Saved data entries
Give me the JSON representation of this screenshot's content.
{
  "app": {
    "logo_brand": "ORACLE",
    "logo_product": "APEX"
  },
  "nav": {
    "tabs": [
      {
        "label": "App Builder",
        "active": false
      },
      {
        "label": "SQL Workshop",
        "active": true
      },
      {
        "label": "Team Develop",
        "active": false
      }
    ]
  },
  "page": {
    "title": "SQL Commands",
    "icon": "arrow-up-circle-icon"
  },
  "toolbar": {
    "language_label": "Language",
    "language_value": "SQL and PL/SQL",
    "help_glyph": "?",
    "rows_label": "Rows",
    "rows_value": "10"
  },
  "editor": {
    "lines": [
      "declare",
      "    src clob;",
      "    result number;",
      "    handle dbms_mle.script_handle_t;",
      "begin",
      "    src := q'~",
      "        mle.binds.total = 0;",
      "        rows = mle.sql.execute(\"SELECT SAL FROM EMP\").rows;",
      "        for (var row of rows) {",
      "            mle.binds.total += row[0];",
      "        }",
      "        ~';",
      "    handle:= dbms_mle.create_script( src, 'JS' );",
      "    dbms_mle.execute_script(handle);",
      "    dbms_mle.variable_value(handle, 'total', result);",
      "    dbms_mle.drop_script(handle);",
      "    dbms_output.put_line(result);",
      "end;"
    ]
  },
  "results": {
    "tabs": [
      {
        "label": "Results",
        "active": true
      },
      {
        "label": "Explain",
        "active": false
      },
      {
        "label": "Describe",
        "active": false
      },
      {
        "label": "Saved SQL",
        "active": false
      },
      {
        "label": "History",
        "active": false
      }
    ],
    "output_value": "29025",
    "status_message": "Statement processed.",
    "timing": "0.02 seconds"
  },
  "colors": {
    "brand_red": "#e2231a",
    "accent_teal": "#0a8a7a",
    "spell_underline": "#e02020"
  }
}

TO BE DONE: Retype all of the data shown above, word for word.

ANSWER:
Give me the JSON representation of this screenshot's content.
{
  "app": {
    "logo_brand": "ORACLE",
    "logo_product": "APEX"
  },
  "nav": {
    "tabs": [
      {
        "label": "App Builder",
        "active": false
      },
      {
        "label": "SQL Workshop",
        "active": true
      },
      {
        "label": "Team Develop",
        "active": false
      }
    ]
  },
  "page": {
    "title": "SQL Commands",
    "icon": "arrow-up-circle-icon"
  },
  "toolbar": {
    "language_label": "Language",
    "language_value": "SQL and PL/SQL",
    "help_glyph": "?",
    "rows_label": "Rows",
    "rows_value": "10"
  },
  "editor": {
    "lines": [
      "declare",
      "    src clob;",
      "    result number;",
      "    handle dbms_mle.script_handle_t;",
      "begin",
      "    src := q'~",
      "        mle.binds.total = 0;",
      "        rows = mle.sql.execute(\"SELECT SAL FROM EMP\").rows;",
      "        for (var row of rows) {",
      "            mle.binds.total += row[0];",
      "        }",
      "        ~';",
      "    handle:= dbms_mle.create_script( src, 'JS' );",
      "    dbms_mle.execute_script(handle);",
      "    dbms_mle.variable_value(handle, 'total', result);",
      "    dbms_mle.drop_script(handle);",
      "    dbms_output.put_line(result);",
      "end;"
    ]
  },
  "results": {
    "tabs": [
      {
        "label": "Results",
        "active": true
      },
      {
        "label": "Explain",
        "active": false
      },
      {
        "label": "Describe",
        "active": false
      },
      {
        "label": "Saved SQL",
        "active": false
      },
      {
        "label": "History",
        "active": false
      }
    ],
    "output_value": "29025",
    "status_message": "Statement processed.",
    "timing": "0.02 seconds"
  },
  "colors": {
    "brand_red": "#e2231a",
    "accent_teal": "#0a8a7a",
    "spell_underline": "#e02020"
  }
}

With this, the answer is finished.